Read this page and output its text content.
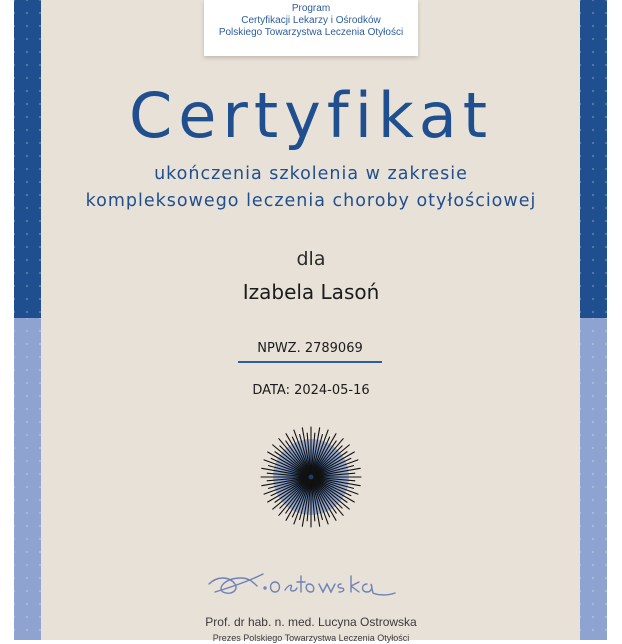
Program
Certyfikacji Lekarzy i Ośrodków
Polskiego Towarzystwa Leczenia Otyłości
Certyfikat
ukończenia szkolenia w zakresie
kompleksowego leczenia choroby otyłościowej
dla
Izabela Lasoń
NPWZ. 2789069
DATA: 2024-05-16
Prof. dr hab. n. med. Lucyna Ostrowska
Prezes Polskiego Towarzystwa Leczenia Otyłości
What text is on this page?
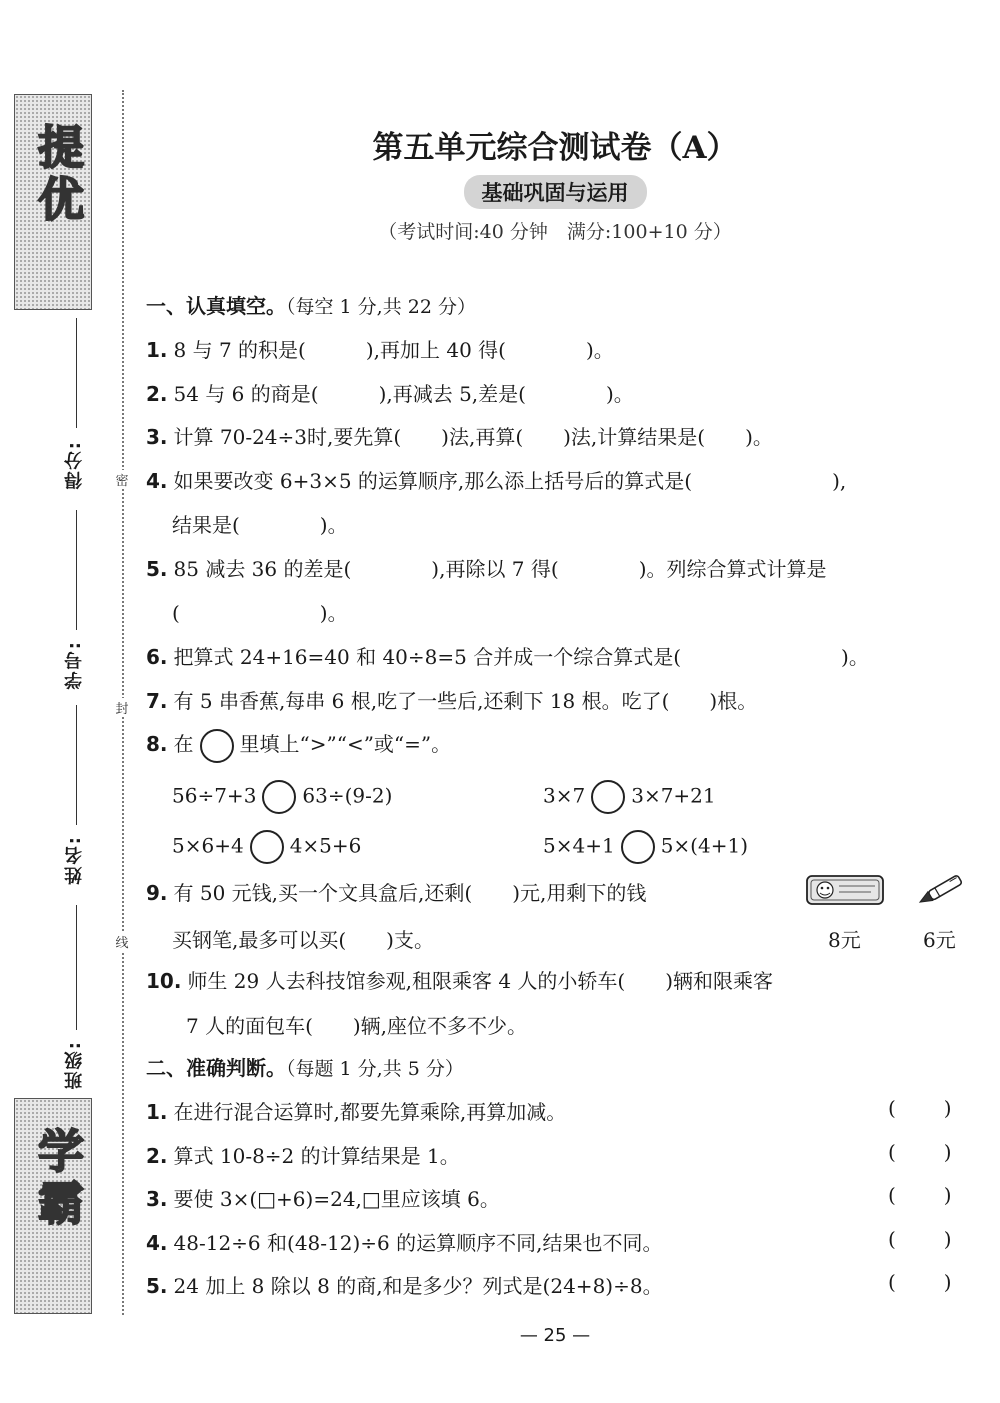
提优
学霸
得分:
学号:
姓名:
班级:
密
封
线
第五单元综合测试卷（A）
基础巩固与运用
（考试时间:40 分钟　满分:100+10 分）
一、认真填空。（每空 1 分,共 22 分）
1. 8 与 7 的积是(　　　),再加上 40 得(　　　　)。
2. 54 与 6 的商是(　　　),再减去 5,差是(　　　　)。
3. 计算 70-24÷3时,要先算(　　)法,再算(　　)法,计算结果是(　　)。
4. 如果要改变 6+3×5 的运算顺序,那么添上括号后的算式是(　　　　　　　),
结果是(　　　　)。
5. 85 减去 36 的差是(　　　　),再除以 7 得(　　　　)。列综合算式计算是
(　　　　　　　)。
6. 把算式 24+16=40 和 40÷8=5 合并成一个综合算式是(　　　　　　　　)。
7. 有 5 串香蕉,每串 6 根,吃了一些后,还剩下 18 根。吃了(　　)根。
8. 在 里填上“>”“<”或“=”。
56÷7+3 63÷(9-2)	3×7 3×7+21
5×6+4 4×5+6	5×4+1 5×(4+1)
9. 有 50 元钱,买一个文具盒后,还剩(　　)元,用剩下的钱
买钢笔,最多可以买(　　)支。	8元	6元
10. 师生 29 人去科技馆参观,租限乘客 4 人的小轿车(　　)辆和限乘客
7 人的面包车(　　)辆,座位不多不少。
二、准确判断。（每题 1 分,共 5 分）
1. 在进行混合运算时,都要先算乘除,再算加减。	()
2. 算式 10-8÷2 的计算结果是 1。	()
3. 要使 3×(□+6)=24,□里应该填 6。	()
4. 48-12÷6 和(48-12)÷6 的运算顺序不同,结果也不同。	()
5. 24 加上 8 除以 8 的商,和是多少？列式是(24+8)÷8。	()
— 25 —
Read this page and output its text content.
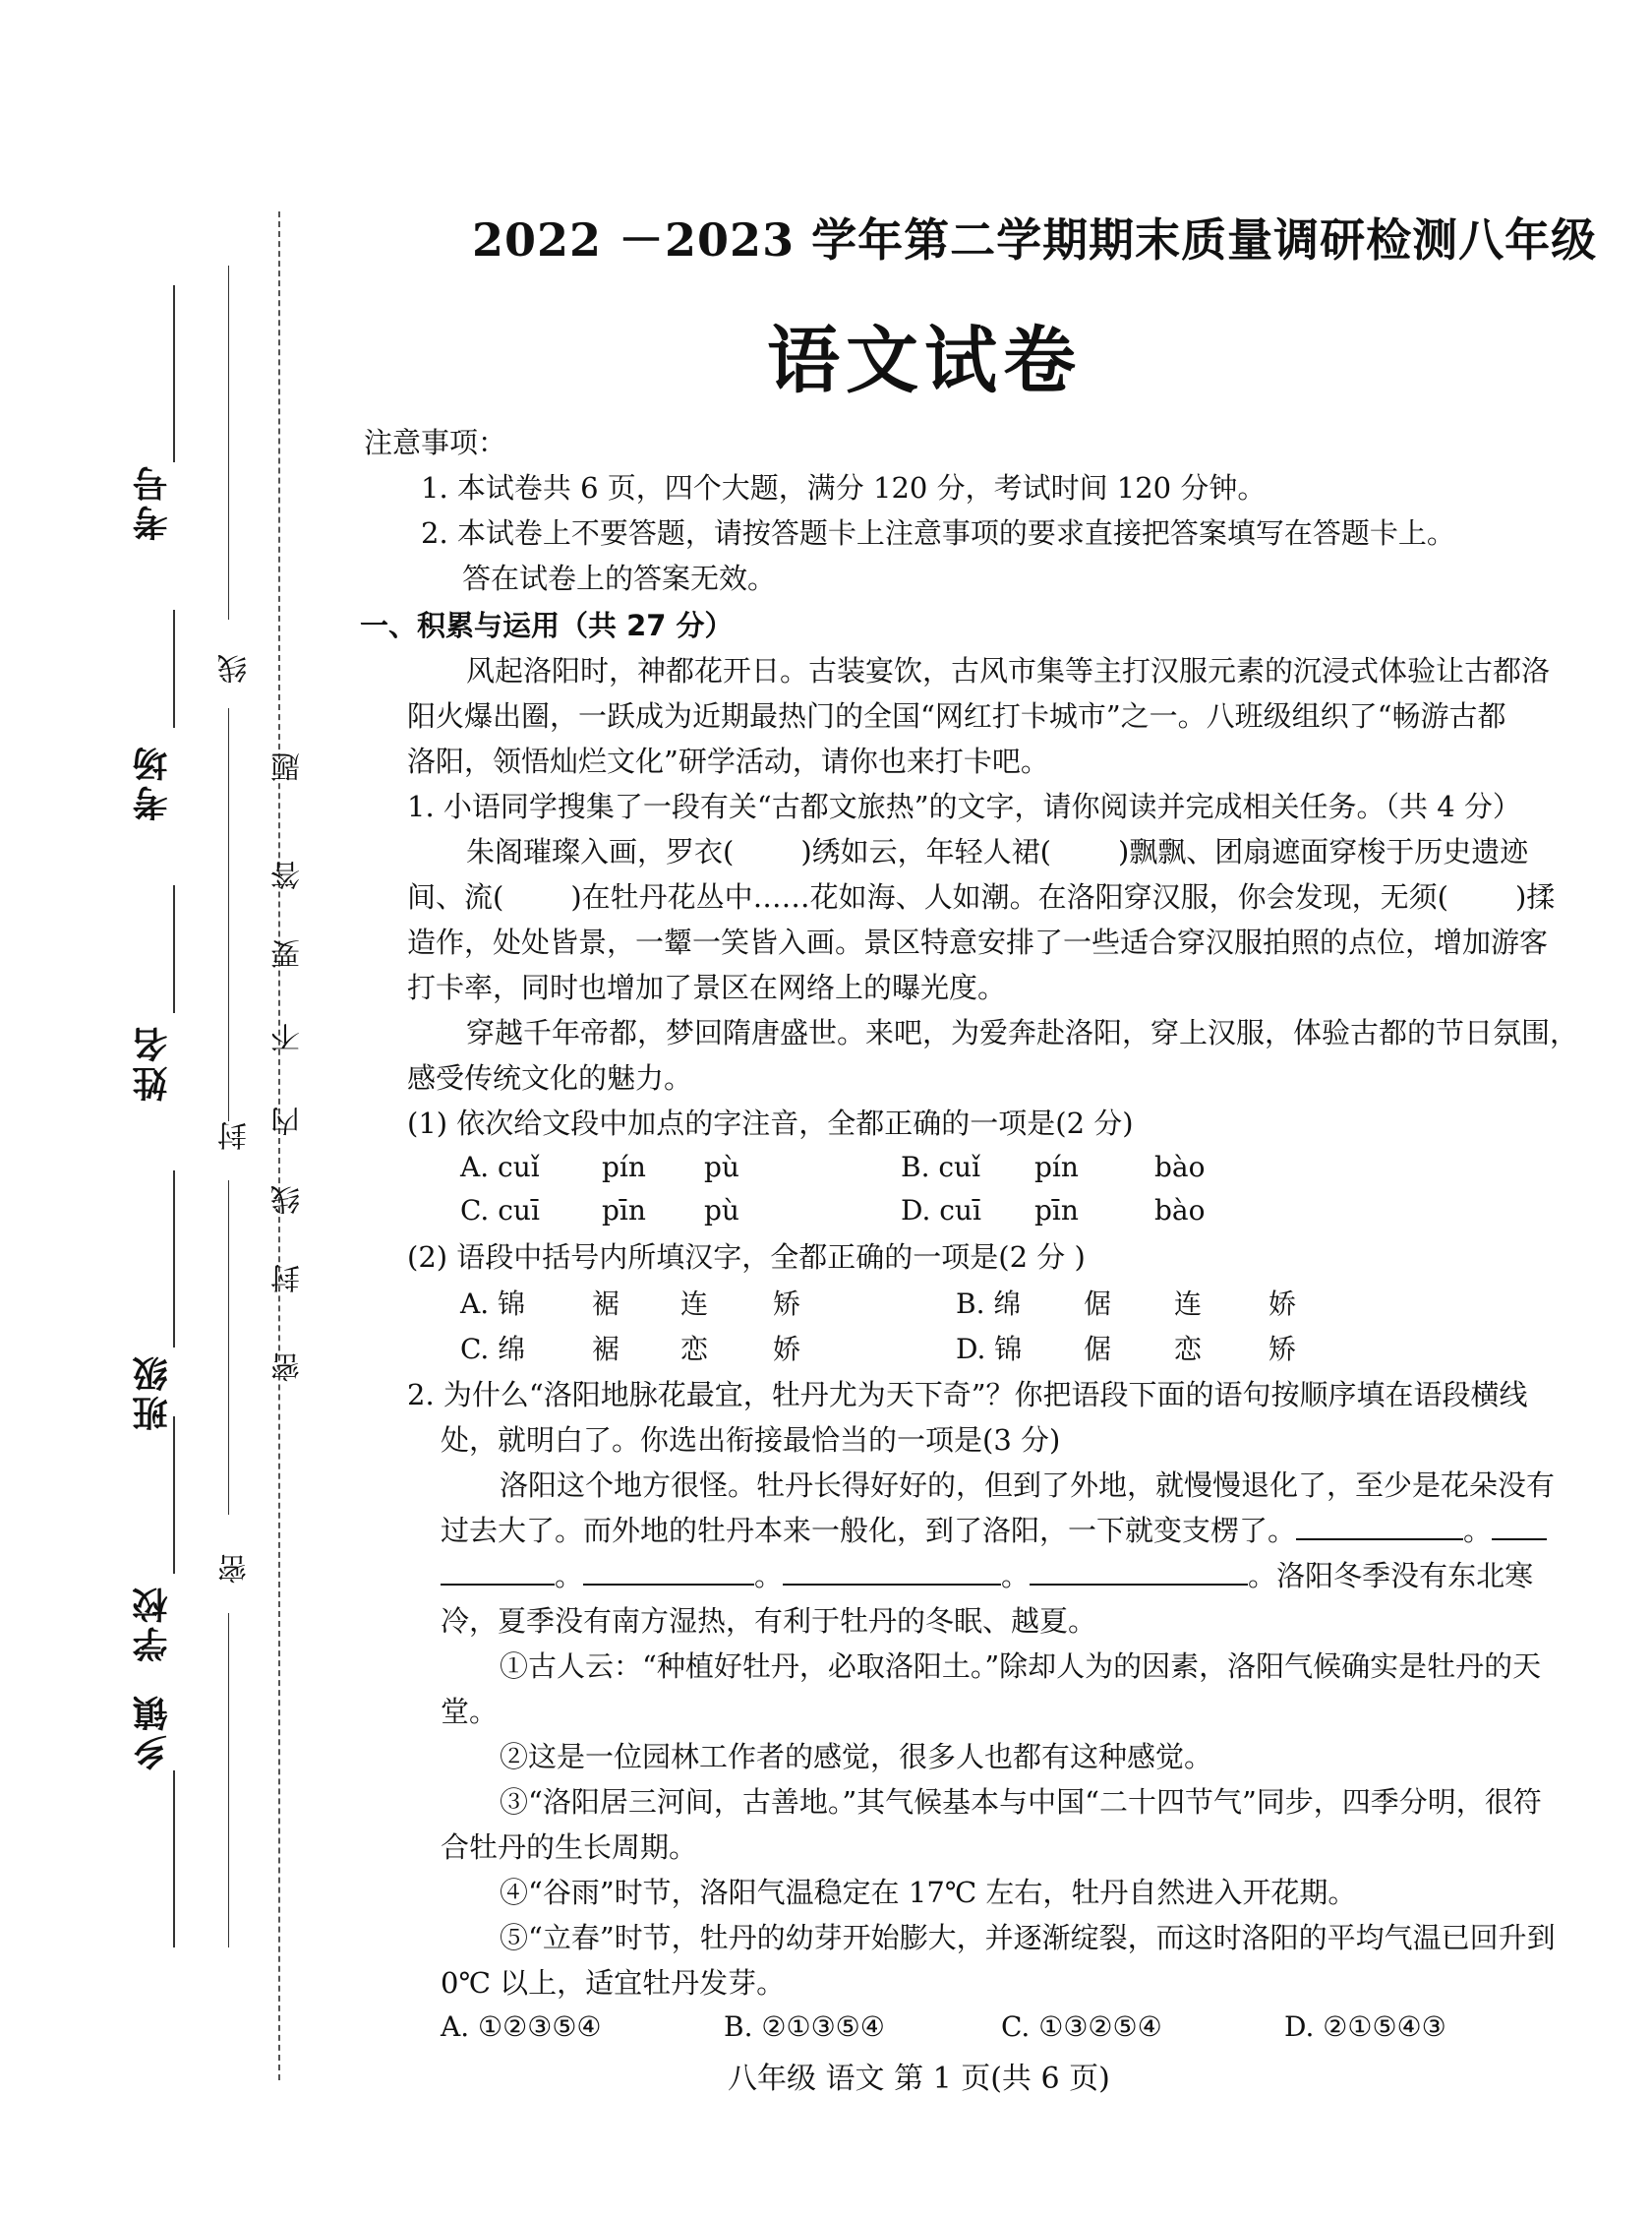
考号
考场
姓名
班级
乡镇
学校
线
题
答
要
不
内
线
封
密
封
密
2022 －2023 学年第二学期期末质量调研检测八年级
语文试卷
注意事项：
1. 本试卷共 6 页，四个大题，满分 120 分，考试时间 120 分钟。
2. 本试卷上不要答题，请按答题卡上注意事项的要求直接把答案填写在答题卡上。
答在试卷上的答案无效。
一、积累与运用（共 27 分）
风起洛阳时，神都花开日。古装宴饮，古风市集等主打汉服元素的沉浸式体验让古都洛
阳火爆出圈，一跃成为近期最热门的全国“网红打卡城市”之一。八班级组织了“畅游古都
洛阳，领悟灿烂文化”研学活动，请你也来打卡吧。
1. 小语同学搜集了一段有关“古都文旅热”的文字，请你阅读并完成相关任务。（共 4 分）
朱阁璀璨入画，罗衣( )绣如云，年轻人裙( )飘飘、团扇遮面穿梭于历史遗迹
间、流( )在牡丹花丛中……花如海、人如潮。在洛阳穿汉服，你会发现，无须( )揉
造作，处处皆景，一颦一笑皆入画。景区特意安排了一些适合穿汉服拍照的点位，增加游客
打卡率，同时也增加了景区在网络上的曝光度。
穿越千年帝都，梦回隋唐盛世。来吧，为爱奔赴洛阳，穿上汉服，体验古都的节日氛围，
感受传统文化的魅力。
(1) 依次给文段中加点的字注音，全都正确的一项是(2 分)
A. cuǐ pín pù	B. cuǐ pín	bào
C. cuī pīn pù	D. cuī pīn	bào
(2) 语段中括号内所填汉字，全都正确的一项是(2 分 )
A. 锦 裾 连 矫	B. 绵 倨 连 娇
C. 绵 裾 恋 娇	D. 锦 倨 恋 矫
2. 为什么“洛阳地脉花最宜，牡丹尤为天下奇”？你把语段下面的语句按顺序填在语段横线
处，就明白了。你选出衔接最恰当的一项是(3 分)
洛阳这个地方很怪。牡丹长得好好的，但到了外地，就慢慢退化了，至少是花朵没有
过去大了。而外地的牡丹本来一般化，到了洛阳，一下就变支楞了。	。
。	。	。	。洛阳冬季没有东北寒
冷，夏季没有南方湿热，有利于牡丹的冬眠、越夏。
①古人云：“种植好牡丹，必取洛阳土。”除却人为的因素，洛阳气候确实是牡丹的天
堂。
②这是一位园林工作者的感觉，很多人也都有这种感觉。
③“洛阳居三河间，古善地。”其气候基本与中国“二十四节气”同步，四季分明，很符
合牡丹的生长周期。
④“谷雨”时节，洛阳气温稳定在 17℃ 左右，牡丹自然进入开花期。
⑤“立春”时节，牡丹的幼芽开始膨大，并逐渐绽裂，而这时洛阳的平均气温已回升到
0℃ 以上，适宜牡丹发芽。
A. ①②③⑤④	B. ②①③⑤④	C. ①③②⑤④	D. ②①⑤④③
八年级 语文 第 1 页(共 6 页)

Given problem. Gather each line in these records that contains the string "Towarzystwa".

Final result.
Polskiego Towarzystwa Leczenia Otyłości
Prezes Polskiego Towarzystwa Leczenia Otyłości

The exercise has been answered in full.